- **Task goal**: Pick out and copy every line below that has the word "name".

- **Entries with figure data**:

** START **

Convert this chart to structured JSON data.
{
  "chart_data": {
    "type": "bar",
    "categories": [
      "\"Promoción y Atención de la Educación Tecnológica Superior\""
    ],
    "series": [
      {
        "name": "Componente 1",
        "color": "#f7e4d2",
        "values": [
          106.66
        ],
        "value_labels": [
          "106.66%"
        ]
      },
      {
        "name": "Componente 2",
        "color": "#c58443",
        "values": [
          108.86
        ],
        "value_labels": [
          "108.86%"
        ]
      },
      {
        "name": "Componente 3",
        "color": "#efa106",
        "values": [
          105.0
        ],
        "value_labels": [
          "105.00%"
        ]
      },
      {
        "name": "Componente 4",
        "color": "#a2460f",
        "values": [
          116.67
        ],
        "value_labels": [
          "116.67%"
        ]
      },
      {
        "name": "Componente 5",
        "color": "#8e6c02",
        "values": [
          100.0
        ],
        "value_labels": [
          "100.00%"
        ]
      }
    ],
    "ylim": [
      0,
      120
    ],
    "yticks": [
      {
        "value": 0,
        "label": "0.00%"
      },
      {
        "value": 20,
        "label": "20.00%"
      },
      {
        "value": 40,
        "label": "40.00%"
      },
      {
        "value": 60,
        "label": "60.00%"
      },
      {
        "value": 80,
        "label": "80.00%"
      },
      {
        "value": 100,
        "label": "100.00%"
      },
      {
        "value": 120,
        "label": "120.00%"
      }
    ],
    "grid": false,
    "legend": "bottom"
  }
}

** END **

- **Exercise solution**:
        "name": "Componente 1",
        "name": "Componente 2",
        "name": "Componente 3",
        "name": "Componente 4",
        "name": "Componente 5",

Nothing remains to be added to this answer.